(Dataset excerpt)
╭──

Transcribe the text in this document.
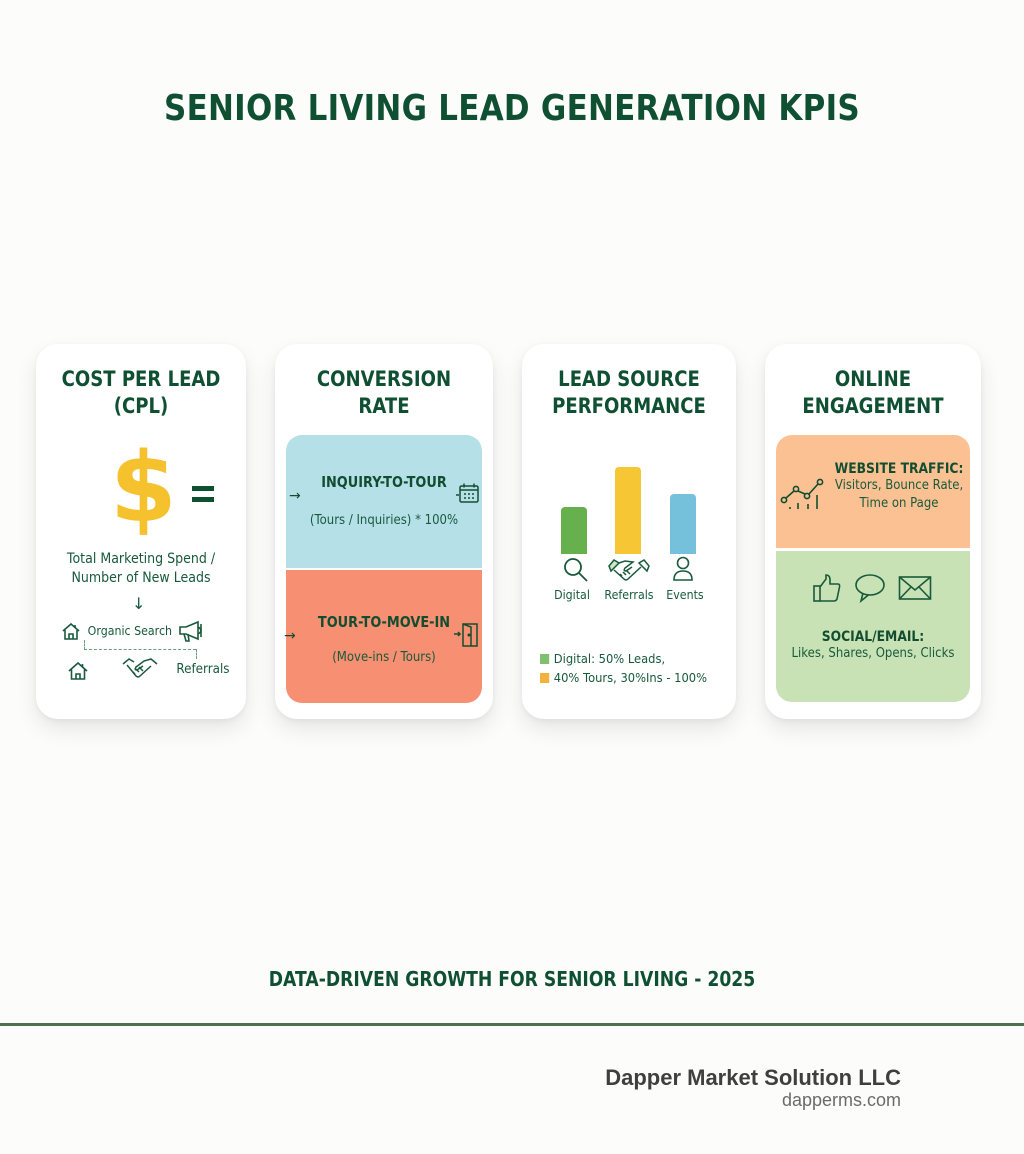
SENIOR LIVING LEAD GENERATION KPIS
COST PER LEAD
(CPL)
$
Total Marketing Spend /
Number of New Leads
↓
Organic Search
Referrals
CONVERSION
RATE
INQUIRY-TO-TOUR
→
(Tours / Inquiries) * 100%
TOUR-TO-MOVE-IN
→
(Move-ins / Tours)
LEAD SOURCE
PERFORMANCE
Digital	Referrals	Events
Digital: 50% Leads,
40% Tours, 30%Ins - 100%
ONLINE
ENGAGEMENT
WEBSITE TRAFFIC:
Visitors, Bounce Rate,
Time on Page
SOCIAL/EMAIL:
Likes, Shares, Opens, Clicks
DATA-DRIVEN GROWTH FOR SENIOR LIVING - 2025
Dapper Market Solution LLC
dapperms.com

╰──

- YOUR TASK -
Copy the material above in full and exactly, skipping pictures.

- SOLVED PROBLEM -
Transcribe the text in this document.
SENIOR LIVING LEAD GENERATION KPIS
COST PER LEAD
(CPL)
$
Total Marketing Spend /
Number of New Leads
↓
Organic Search
Referrals
CONVERSION
RATE
INQUIRY-TO-TOUR
→
(Tours / Inquiries) * 100%
TOUR-TO-MOVE-IN
→
(Move-ins / Tours)
LEAD SOURCE
PERFORMANCE
Digital	Referrals	Events
Digital: 50% Leads,
40% Tours, 30%Ins - 100%
ONLINE
ENGAGEMENT
WEBSITE TRAFFIC:
Visitors, Bounce Rate,
Time on Page
SOCIAL/EMAIL:
Likes, Shares, Opens, Clicks
DATA-DRIVEN GROWTH FOR SENIOR LIVING - 2025
Dapper Market Solution LLC
dapperms.com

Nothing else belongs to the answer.